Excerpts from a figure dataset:
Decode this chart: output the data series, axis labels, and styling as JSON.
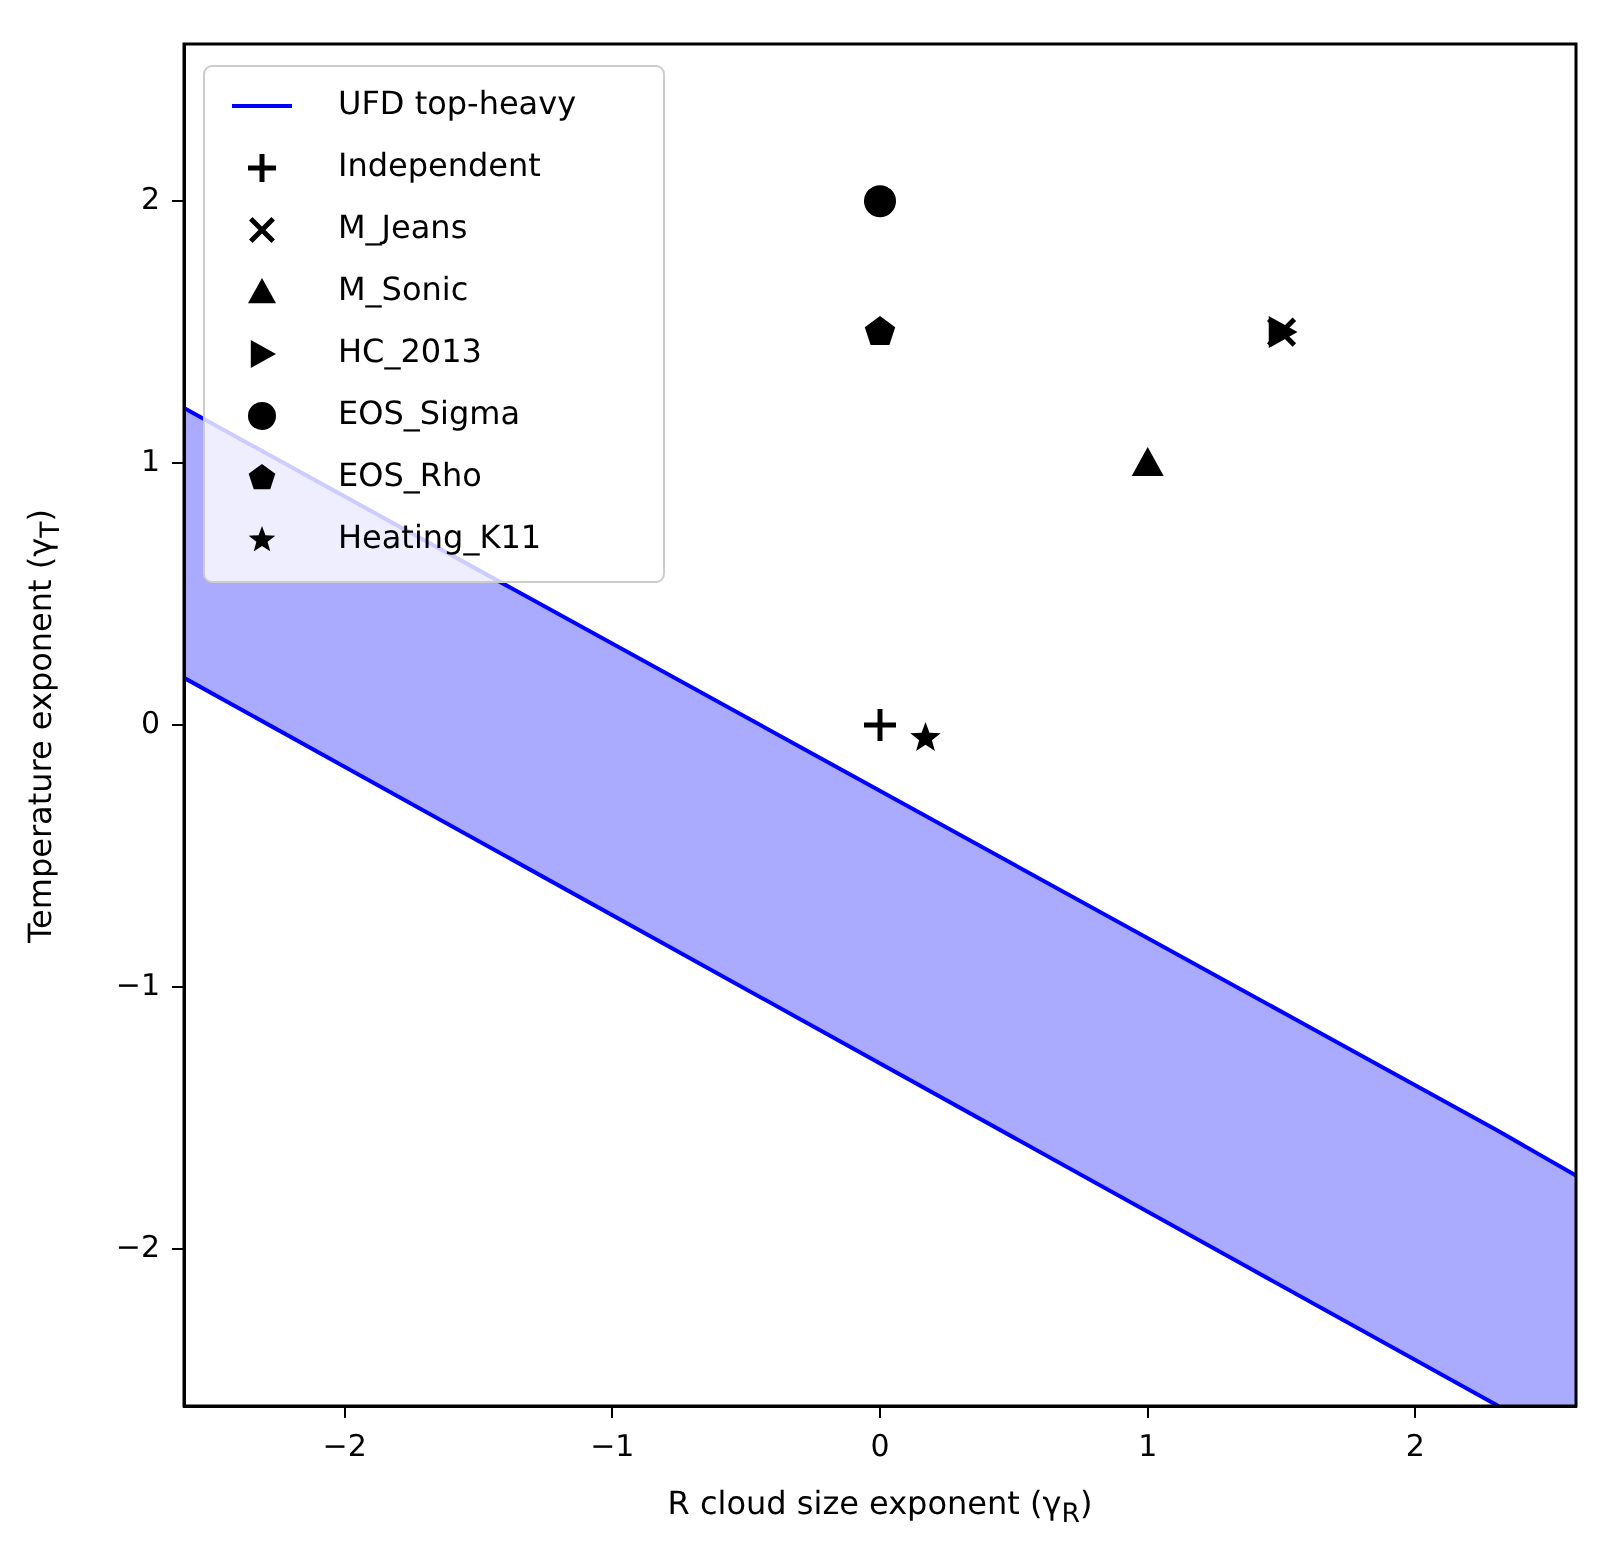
{
  "chart_data": {
    "type": "scatter",
    "xlabel": "R cloud size exponent (γ$_{R}$)",
    "ylabel": "Temperature exponent (γ$_{T}$)",
    "xlim": [
      -2.6,
      2.6
    ],
    "ylim": [
      -2.6,
      2.6
    ],
    "xticks": [
      -2,
      -1,
      0,
      1,
      2
    ],
    "yticks": [
      -2,
      -1,
      0,
      1,
      2
    ],
    "grid": false,
    "legend": "top left",
    "series": [
      {
        "name": "UFD top-heavy",
        "type": "line",
        "color": "#0000ff",
        "marker": "none",
        "x": [
          -2.6,
          2.31,
          2.6
        ],
        "values": [
          1.21,
          -1.55,
          -1.72
        ],
        "lower": [
          0.18,
          -2.6,
          -2.6
        ],
        "upper": [
          1.21,
          -1.55,
          -1.72
        ]
      },
      {
        "type": "line",
        "color": "#0000ff",
        "marker": "none",
        "x": [
          -2.6,
          2.31
        ],
        "values": [
          0.18,
          -2.6
        ]
      },
      {
        "name": "Independent",
        "color": "#000000",
        "marker": "plus",
        "x": [
          0
        ],
        "values": [
          0
        ]
      },
      {
        "name": "M_Jeans",
        "color": "#000000",
        "marker": "x",
        "x": [
          1.5
        ],
        "values": [
          1.5
        ]
      },
      {
        "name": "M_Sonic",
        "color": "#000000",
        "marker": "triangle",
        "x": [
          1
        ],
        "values": [
          1
        ]
      },
      {
        "name": "HC_2013",
        "color": "#000000",
        "marker": "triangle-right",
        "x": [
          1.5
        ],
        "values": [
          1.5
        ]
      },
      {
        "name": "EOS_Sigma",
        "color": "#000000",
        "marker": "circle",
        "x": [
          0
        ],
        "values": [
          2
        ]
      },
      {
        "name": "EOS_Rho",
        "color": "#000000",
        "x": [
          0
        ],
        "values": [
          1.5
        ]
      },
      {
        "name": "Heating_K11",
        "color": "#000000",
        "marker": "star",
        "x": [
          0.17
        ],
        "values": [
          -0.05
        ]
      }
    ]
  }
}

* _Set task_
Leave out the pictures and copy every record above exactly.

* _Full answer_
Decode this chart: output the data series, axis labels, and styling as JSON.
{
  "chart_data": {
    "type": "scatter",
    "xlabel": "R cloud size exponent (γ$_{R}$)",
    "ylabel": "Temperature exponent (γ$_{T}$)",
    "xlim": [
      -2.6,
      2.6
    ],
    "ylim": [
      -2.6,
      2.6
    ],
    "xticks": [
      -2,
      -1,
      0,
      1,
      2
    ],
    "yticks": [
      -2,
      -1,
      0,
      1,
      2
    ],
    "grid": false,
    "legend": "top left",
    "series": [
      {
        "name": "UFD top-heavy",
        "type": "line",
        "color": "#0000ff",
        "marker": "none",
        "x": [
          -2.6,
          2.31,
          2.6
        ],
        "values": [
          1.21,
          -1.55,
          -1.72
        ],
        "lower": [
          0.18,
          -2.6,
          -2.6
        ],
        "upper": [
          1.21,
          -1.55,
          -1.72
        ]
      },
      {
        "type": "line",
        "color": "#0000ff",
        "marker": "none",
        "x": [
          -2.6,
          2.31
        ],
        "values": [
          0.18,
          -2.6
        ]
      },
      {
        "name": "Independent",
        "color": "#000000",
        "marker": "plus",
        "x": [
          0
        ],
        "values": [
          0
        ]
      },
      {
        "name": "M_Jeans",
        "color": "#000000",
        "marker": "x",
        "x": [
          1.5
        ],
        "values": [
          1.5
        ]
      },
      {
        "name": "M_Sonic",
        "color": "#000000",
        "marker": "triangle",
        "x": [
          1
        ],
        "values": [
          1
        ]
      },
      {
        "name": "HC_2013",
        "color": "#000000",
        "marker": "triangle-right",
        "x": [
          1.5
        ],
        "values": [
          1.5
        ]
      },
      {
        "name": "EOS_Sigma",
        "color": "#000000",
        "marker": "circle",
        "x": [
          0
        ],
        "values": [
          2
        ]
      },
      {
        "name": "EOS_Rho",
        "color": "#000000",
        "x": [
          0
        ],
        "values": [
          1.5
        ]
      },
      {
        "name": "Heating_K11",
        "color": "#000000",
        "marker": "star",
        "x": [
          0.17
        ],
        "values": [
          -0.05
        ]
      }
    ]
  }
}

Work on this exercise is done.